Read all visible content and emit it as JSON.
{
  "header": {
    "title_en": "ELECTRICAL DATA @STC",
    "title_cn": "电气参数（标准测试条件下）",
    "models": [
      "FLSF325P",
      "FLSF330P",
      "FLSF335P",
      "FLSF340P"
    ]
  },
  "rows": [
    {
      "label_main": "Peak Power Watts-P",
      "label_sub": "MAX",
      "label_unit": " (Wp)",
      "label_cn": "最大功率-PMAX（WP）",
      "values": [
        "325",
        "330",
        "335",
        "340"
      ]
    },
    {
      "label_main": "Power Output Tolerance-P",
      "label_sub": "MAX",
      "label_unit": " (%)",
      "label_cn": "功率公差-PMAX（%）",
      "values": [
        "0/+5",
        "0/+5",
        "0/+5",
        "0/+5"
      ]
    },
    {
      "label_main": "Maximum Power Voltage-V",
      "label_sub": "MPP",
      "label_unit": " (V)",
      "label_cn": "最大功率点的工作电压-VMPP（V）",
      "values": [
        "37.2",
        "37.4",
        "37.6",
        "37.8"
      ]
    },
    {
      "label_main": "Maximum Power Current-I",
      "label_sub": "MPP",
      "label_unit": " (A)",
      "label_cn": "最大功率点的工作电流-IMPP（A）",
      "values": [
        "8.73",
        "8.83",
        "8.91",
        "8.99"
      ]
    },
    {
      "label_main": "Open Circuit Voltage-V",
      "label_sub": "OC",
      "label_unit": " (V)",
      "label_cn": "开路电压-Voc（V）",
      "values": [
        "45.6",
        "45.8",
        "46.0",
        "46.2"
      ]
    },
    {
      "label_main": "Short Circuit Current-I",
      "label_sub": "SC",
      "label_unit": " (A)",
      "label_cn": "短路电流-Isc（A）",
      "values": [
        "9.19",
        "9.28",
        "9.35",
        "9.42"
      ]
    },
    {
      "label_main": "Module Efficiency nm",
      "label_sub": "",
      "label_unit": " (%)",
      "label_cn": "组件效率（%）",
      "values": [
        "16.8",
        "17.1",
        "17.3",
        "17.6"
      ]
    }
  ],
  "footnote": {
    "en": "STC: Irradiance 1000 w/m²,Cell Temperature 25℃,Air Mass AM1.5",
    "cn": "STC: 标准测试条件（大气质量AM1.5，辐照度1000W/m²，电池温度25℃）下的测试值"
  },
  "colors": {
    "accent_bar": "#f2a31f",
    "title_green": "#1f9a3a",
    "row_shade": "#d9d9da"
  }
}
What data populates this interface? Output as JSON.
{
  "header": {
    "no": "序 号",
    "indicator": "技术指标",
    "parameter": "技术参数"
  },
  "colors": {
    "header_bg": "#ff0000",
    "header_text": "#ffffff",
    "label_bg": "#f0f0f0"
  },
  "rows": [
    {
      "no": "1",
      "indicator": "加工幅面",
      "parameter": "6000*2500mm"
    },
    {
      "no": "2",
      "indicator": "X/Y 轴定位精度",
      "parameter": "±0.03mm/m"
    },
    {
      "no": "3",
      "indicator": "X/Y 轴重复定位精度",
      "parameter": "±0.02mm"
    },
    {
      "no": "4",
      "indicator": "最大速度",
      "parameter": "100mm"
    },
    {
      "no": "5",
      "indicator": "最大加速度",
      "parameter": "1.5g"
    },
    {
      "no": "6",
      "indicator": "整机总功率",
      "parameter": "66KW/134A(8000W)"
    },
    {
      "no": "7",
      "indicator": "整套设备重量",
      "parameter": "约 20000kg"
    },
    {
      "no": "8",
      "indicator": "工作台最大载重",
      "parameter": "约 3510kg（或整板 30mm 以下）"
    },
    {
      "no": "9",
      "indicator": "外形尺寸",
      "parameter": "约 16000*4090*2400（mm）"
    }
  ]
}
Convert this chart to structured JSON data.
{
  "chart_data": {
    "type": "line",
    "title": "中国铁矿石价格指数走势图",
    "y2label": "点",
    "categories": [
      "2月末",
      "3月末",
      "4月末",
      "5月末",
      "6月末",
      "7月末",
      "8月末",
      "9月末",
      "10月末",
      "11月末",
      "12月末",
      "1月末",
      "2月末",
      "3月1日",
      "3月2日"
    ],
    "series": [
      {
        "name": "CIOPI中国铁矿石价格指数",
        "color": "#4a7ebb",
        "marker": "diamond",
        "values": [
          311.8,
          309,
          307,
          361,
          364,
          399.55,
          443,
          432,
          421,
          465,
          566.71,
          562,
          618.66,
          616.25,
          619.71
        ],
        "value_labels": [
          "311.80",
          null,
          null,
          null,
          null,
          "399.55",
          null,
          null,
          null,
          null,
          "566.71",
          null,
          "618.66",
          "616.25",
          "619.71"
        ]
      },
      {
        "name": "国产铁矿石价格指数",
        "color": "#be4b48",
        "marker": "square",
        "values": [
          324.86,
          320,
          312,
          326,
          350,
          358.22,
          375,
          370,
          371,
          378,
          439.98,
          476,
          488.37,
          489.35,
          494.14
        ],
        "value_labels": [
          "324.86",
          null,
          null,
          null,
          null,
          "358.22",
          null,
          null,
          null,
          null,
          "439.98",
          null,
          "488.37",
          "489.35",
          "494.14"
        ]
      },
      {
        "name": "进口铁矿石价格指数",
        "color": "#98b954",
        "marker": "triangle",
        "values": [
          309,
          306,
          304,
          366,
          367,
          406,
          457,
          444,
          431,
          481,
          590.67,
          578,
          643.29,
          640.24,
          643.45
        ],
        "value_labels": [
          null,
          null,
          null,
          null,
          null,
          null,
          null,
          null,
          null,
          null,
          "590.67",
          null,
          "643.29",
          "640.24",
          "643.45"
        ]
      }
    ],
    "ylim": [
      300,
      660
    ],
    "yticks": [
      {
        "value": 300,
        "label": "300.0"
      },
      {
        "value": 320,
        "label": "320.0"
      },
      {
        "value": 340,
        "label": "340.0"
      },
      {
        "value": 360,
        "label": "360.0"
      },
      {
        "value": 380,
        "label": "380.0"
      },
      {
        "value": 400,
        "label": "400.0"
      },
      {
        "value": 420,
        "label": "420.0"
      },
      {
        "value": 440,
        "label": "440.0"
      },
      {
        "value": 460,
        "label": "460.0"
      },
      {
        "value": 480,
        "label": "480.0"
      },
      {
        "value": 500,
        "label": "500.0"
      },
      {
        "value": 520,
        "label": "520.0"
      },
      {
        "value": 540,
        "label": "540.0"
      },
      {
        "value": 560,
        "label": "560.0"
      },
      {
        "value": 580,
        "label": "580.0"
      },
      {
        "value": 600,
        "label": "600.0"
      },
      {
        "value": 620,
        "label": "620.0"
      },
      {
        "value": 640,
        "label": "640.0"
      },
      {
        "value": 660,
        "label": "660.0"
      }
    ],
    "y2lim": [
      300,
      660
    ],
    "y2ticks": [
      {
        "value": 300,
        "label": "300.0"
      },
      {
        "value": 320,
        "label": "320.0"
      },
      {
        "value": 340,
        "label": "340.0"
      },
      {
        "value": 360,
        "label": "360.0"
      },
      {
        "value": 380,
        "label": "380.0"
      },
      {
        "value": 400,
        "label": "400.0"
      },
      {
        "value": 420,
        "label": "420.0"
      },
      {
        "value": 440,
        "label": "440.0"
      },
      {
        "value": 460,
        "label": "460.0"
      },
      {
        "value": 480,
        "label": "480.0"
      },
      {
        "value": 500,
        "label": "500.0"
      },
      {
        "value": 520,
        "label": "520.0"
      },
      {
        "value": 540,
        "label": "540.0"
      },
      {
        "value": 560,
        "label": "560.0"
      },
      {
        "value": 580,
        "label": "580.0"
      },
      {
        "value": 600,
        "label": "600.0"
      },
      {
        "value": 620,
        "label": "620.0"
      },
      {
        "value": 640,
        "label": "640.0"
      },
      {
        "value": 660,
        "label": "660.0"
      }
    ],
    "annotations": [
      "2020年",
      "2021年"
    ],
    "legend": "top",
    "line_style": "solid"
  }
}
———
- _Problem to solve_: Collect the lines of the records that include the string "PMAX".

- _Solution_:
      "label_cn": "最大功率-PMAX（WP）",
      "label_cn": "功率公差-PMAX（%）",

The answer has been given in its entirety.